#### [Provided records]
★ ★ ★ ★ ★ ★ ★

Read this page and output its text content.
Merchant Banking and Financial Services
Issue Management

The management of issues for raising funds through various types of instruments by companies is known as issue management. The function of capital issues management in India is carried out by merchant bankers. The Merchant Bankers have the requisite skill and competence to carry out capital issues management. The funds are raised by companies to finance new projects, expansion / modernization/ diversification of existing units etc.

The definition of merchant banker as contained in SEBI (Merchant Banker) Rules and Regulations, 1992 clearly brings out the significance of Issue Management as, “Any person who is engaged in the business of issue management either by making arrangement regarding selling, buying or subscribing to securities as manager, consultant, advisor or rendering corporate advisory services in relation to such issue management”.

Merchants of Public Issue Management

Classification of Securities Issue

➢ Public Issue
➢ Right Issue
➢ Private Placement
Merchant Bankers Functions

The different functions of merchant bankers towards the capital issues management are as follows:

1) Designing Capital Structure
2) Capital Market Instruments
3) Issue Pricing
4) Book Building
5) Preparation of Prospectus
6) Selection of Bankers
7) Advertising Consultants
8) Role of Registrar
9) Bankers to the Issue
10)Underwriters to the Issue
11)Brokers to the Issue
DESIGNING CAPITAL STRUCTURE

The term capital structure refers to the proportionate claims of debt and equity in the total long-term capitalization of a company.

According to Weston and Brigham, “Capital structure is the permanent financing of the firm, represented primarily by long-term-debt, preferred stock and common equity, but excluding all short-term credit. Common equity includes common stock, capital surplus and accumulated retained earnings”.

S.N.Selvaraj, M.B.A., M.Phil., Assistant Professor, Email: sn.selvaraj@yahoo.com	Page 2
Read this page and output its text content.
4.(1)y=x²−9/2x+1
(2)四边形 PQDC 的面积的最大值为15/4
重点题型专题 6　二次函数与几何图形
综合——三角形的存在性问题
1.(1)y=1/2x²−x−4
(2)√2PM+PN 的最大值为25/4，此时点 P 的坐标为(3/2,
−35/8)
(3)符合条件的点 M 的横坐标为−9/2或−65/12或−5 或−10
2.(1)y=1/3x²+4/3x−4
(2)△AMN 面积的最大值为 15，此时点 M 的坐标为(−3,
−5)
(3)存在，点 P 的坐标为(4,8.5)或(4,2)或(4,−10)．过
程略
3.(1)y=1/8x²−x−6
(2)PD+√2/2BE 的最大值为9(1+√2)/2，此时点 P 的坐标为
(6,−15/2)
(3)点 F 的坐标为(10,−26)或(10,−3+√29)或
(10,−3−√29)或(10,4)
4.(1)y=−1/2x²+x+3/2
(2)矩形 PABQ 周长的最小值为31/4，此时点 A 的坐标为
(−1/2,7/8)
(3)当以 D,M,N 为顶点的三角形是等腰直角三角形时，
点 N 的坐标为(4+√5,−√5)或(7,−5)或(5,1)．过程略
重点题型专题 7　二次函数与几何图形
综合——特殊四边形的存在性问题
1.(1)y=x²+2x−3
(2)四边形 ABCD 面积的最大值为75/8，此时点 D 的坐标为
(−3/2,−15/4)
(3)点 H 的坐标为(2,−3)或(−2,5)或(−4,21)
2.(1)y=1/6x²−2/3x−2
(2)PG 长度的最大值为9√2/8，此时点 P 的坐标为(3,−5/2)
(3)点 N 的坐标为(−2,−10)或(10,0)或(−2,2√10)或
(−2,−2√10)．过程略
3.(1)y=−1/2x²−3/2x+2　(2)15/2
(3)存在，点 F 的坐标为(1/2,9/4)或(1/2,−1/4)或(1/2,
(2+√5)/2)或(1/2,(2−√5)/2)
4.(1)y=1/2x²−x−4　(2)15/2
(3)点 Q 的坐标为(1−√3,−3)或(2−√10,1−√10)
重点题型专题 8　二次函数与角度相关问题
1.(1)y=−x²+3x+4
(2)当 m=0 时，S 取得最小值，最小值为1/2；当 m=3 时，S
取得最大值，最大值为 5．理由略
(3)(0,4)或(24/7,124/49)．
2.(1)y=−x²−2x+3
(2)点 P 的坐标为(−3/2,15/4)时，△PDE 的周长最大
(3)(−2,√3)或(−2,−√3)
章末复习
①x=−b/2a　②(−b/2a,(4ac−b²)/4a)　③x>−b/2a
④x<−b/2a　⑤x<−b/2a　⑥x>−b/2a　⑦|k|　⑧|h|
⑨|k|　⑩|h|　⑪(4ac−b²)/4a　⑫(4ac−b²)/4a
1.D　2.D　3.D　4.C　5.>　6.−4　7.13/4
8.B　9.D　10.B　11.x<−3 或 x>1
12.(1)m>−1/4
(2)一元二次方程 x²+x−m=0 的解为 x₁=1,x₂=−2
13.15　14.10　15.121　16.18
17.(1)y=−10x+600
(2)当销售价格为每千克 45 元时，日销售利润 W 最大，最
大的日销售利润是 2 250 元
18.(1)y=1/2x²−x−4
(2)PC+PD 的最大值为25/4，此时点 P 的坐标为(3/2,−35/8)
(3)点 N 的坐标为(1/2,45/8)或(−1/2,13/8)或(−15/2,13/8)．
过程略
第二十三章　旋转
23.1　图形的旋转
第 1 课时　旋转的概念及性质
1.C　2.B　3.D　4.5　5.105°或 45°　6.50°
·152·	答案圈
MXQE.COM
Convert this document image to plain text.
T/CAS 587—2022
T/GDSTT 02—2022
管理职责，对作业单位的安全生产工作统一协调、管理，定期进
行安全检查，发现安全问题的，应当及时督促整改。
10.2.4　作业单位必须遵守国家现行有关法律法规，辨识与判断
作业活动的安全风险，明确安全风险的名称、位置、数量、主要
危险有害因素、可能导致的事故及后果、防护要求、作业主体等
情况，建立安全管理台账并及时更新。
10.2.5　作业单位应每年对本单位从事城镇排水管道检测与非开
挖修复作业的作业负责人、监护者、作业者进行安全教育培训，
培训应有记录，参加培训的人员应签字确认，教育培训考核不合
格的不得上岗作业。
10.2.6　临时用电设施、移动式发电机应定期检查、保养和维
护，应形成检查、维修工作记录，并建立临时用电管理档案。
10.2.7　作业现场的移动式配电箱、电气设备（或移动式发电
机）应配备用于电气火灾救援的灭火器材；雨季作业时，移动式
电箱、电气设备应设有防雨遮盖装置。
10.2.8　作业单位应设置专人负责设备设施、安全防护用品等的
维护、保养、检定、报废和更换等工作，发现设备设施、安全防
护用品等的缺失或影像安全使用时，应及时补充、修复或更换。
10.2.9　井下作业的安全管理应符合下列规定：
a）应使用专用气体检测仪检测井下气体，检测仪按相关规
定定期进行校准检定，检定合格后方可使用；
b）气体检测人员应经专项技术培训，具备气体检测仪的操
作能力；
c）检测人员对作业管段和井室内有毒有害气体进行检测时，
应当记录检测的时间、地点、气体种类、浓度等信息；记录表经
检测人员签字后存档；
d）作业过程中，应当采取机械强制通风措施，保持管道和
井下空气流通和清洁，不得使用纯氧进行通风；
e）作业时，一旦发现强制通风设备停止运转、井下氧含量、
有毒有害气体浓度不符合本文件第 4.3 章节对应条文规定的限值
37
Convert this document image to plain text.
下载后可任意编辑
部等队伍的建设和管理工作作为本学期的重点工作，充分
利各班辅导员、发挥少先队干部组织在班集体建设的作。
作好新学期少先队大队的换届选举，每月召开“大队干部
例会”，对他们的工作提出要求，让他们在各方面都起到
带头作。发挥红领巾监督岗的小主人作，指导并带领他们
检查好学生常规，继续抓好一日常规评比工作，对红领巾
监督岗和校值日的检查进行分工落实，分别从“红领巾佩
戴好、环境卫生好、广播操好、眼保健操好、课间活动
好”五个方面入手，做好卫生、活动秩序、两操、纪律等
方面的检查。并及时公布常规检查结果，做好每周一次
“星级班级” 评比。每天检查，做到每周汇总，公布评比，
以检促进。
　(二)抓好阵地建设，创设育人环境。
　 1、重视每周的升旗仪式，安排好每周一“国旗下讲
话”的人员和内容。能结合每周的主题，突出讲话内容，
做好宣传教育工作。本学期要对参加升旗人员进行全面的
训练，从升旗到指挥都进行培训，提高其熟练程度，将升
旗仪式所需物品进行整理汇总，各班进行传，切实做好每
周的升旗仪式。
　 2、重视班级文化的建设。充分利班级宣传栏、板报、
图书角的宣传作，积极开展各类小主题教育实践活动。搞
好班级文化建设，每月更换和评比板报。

★ ★ ★ ★ ★ ★ ★

#### [Set task]
Tell how many lines of the material above hold "equity", answering with a bare number.

#### [Exercise output]
2